• GOAL: Quote the listing below in its entirety, omitting every image.

________________________________________

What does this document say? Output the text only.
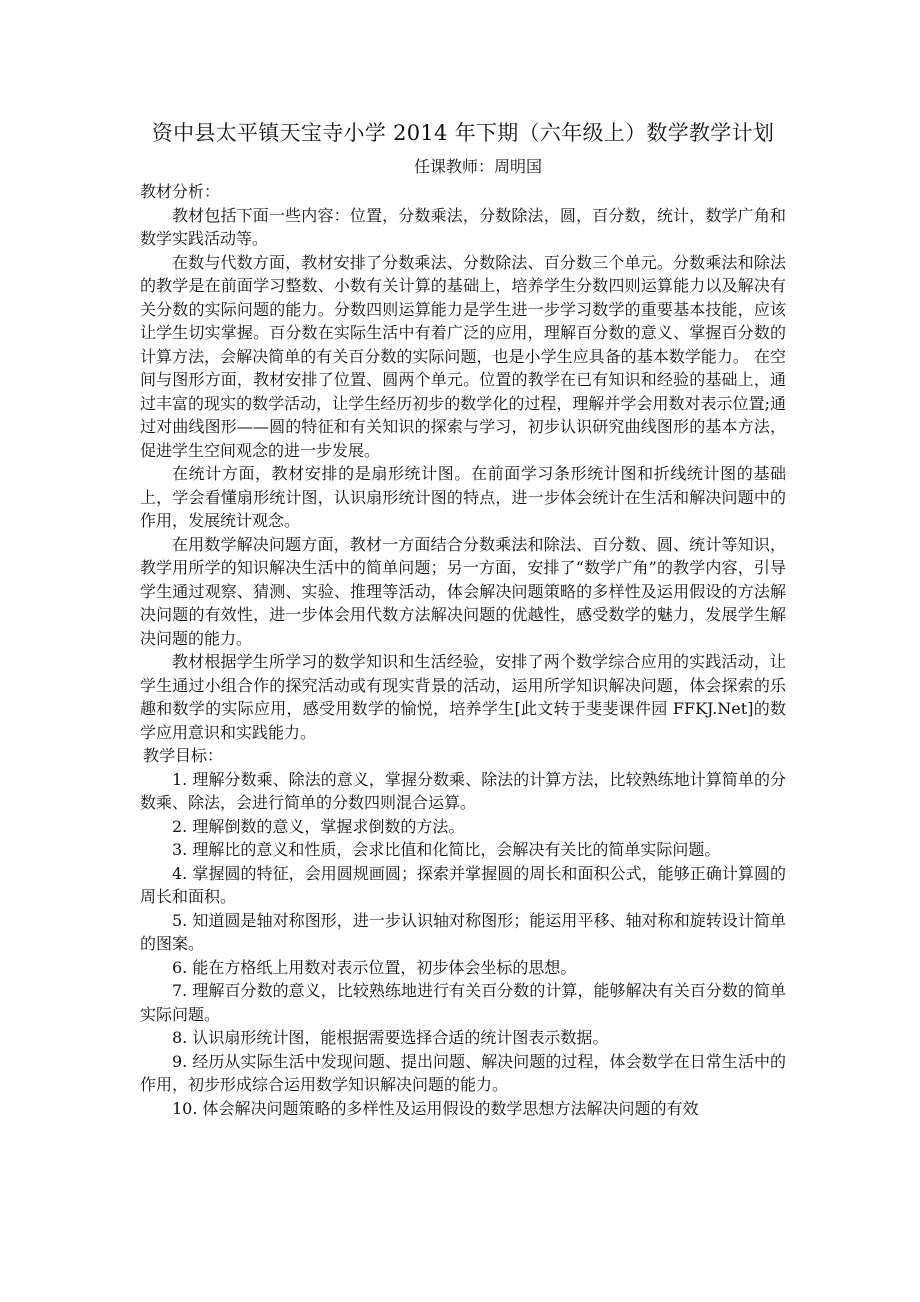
资中县太平镇天宝寺小学 2014 年下期（六年级上）数学教学计划
任课教师：周明国
教材分析：

教材包括下面一些内容：位置，分数乘法，分数除法，圆，百分数，统计，数学广角和数学实践活动等。

在数与代数方面，教材安排了分数乘法、分数除法、百分数三个单元。分数乘法和除法的教学是在前面学习整数、小数有关计算的基础上，培养学生分数四则运算能力以及解决有关分数的实际问题的能力。分数四则运算能力是学生进一步学习数学的重要基本技能，应该让学生切实掌握。百分数在实际生活中有着广泛的应用，理解百分数的意义、掌握百分数的计算方法，会解决简单的有关百分数的实际问题，也是小学生应具备的基本数学能力。 在空间与图形方面，教材安排了位置、圆两个单元。位置的教学在已有知识和经验的基础上，通过丰富的现实的数学活动，让学生经历初步的数学化的过程，理解并学会用数对表示位置;通过对曲线图形——圆的特征和有关知识的探索与学习，初步认识研究曲线图形的基本方法，促进学生空间观念的进一步发展。

在统计方面，教材安排的是扇形统计图。在前面学习条形统计图和折线统计图的基础上，学会看懂扇形统计图，认识扇形统计图的特点，进一步体会统计在生活和解决问题中的作用，发展统计观念。

在用数学解决问题方面，教材一方面结合分数乘法和除法、百分数、圆、统计等知识，教学用所学的知识解决生活中的简单问题；另一方面，安排了“数学广角”的教学内容，引导学生通过观察、猜测、实验、推理等活动，体会解决问题策略的多样性及运用假设的方法解决问题的有效性，进一步体会用代数方法解决问题的优越性，感受数学的魅力，发展学生解决问题的能力。

教材根据学生所学习的数学知识和生活经验，安排了两个数学综合应用的实践活动，让学生通过小组合作的探究活动或有现实背景的活动，运用所学知识解决问题，体会探索的乐趣和数学的实际应用，感受用数学的愉悦，培养学生[此文转于斐斐课件园 FFKJ.Net]的数学应用意识和实践能力。

教学目标：

1. 理解分数乘、除法的意义，掌握分数乘、除法的计算方法，比较熟练地计算简单的分数乘、除法，会进行简单的分数四则混合运算。

2. 理解倒数的意义，掌握求倒数的方法。

3. 理解比的意义和性质，会求比值和化简比，会解决有关比的简单实际问题。

4. 掌握圆的特征，会用圆规画圆；探索并掌握圆的周长和面积公式，能够正确计算圆的周长和面积。

5. 知道圆是轴对称图形，进一步认识轴对称图形；能运用平移、轴对称和旋转设计简单的图案。

6. 能在方格纸上用数对表示位置，初步体会坐标的思想。

7. 理解百分数的意义，比较熟练地进行有关百分数的计算，能够解决有关百分数的简单实际问题。

8. 认识扇形统计图，能根据需要选择合适的统计图表示数据。

9. 经历从实际生活中发现问题、提出问题、解决问题的过程，体会数学在日常生活中的作用，初步形成综合运用数学知识解决问题的能力。

10. 体会解决问题策略的多样性及运用假设的数学思想方法解决问题的有效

________________________________________

• RESPONSE TO THIS TASK:
What does this document say? Output the text only.
资中县太平镇天宝寺小学 2014 年下期（六年级上）数学教学计划
任课教师：周明国
教材分析：

教材包括下面一些内容：位置，分数乘法，分数除法，圆，百分数，统计，数学广角和数学实践活动等。

在数与代数方面，教材安排了分数乘法、分数除法、百分数三个单元。分数乘法和除法的教学是在前面学习整数、小数有关计算的基础上，培养学生分数四则运算能力以及解决有关分数的实际问题的能力。分数四则运算能力是学生进一步学习数学的重要基本技能，应该让学生切实掌握。百分数在实际生活中有着广泛的应用，理解百分数的意义、掌握百分数的计算方法，会解决简单的有关百分数的实际问题，也是小学生应具备的基本数学能力。 在空间与图形方面，教材安排了位置、圆两个单元。位置的教学在已有知识和经验的基础上，通过丰富的现实的数学活动，让学生经历初步的数学化的过程，理解并学会用数对表示位置;通过对曲线图形——圆的特征和有关知识的探索与学习，初步认识研究曲线图形的基本方法，促进学生空间观念的进一步发展。

在统计方面，教材安排的是扇形统计图。在前面学习条形统计图和折线统计图的基础上，学会看懂扇形统计图，认识扇形统计图的特点，进一步体会统计在生活和解决问题中的作用，发展统计观念。

在用数学解决问题方面，教材一方面结合分数乘法和除法、百分数、圆、统计等知识，教学用所学的知识解决生活中的简单问题；另一方面，安排了“数学广角”的教学内容，引导学生通过观察、猜测、实验、推理等活动，体会解决问题策略的多样性及运用假设的方法解决问题的有效性，进一步体会用代数方法解决问题的优越性，感受数学的魅力，发展学生解决问题的能力。

教材根据学生所学习的数学知识和生活经验，安排了两个数学综合应用的实践活动，让学生通过小组合作的探究活动或有现实背景的活动，运用所学知识解决问题，体会探索的乐趣和数学的实际应用，感受用数学的愉悦，培养学生[此文转于斐斐课件园 FFKJ.Net]的数学应用意识和实践能力。

教学目标：

1. 理解分数乘、除法的意义，掌握分数乘、除法的计算方法，比较熟练地计算简单的分数乘、除法，会进行简单的分数四则混合运算。

2. 理解倒数的意义，掌握求倒数的方法。

3. 理解比的意义和性质，会求比值和化简比，会解决有关比的简单实际问题。

4. 掌握圆的特征，会用圆规画圆；探索并掌握圆的周长和面积公式，能够正确计算圆的周长和面积。

5. 知道圆是轴对称图形，进一步认识轴对称图形；能运用平移、轴对称和旋转设计简单的图案。

6. 能在方格纸上用数对表示位置，初步体会坐标的思想。

7. 理解百分数的意义，比较熟练地进行有关百分数的计算，能够解决有关百分数的简单实际问题。

8. 认识扇形统计图，能根据需要选择合适的统计图表示数据。

9. 经历从实际生活中发现问题、提出问题、解决问题的过程，体会数学在日常生活中的作用，初步形成综合运用数学知识解决问题的能力。

10. 体会解决问题策略的多样性及运用假设的数学思想方法解决问题的有效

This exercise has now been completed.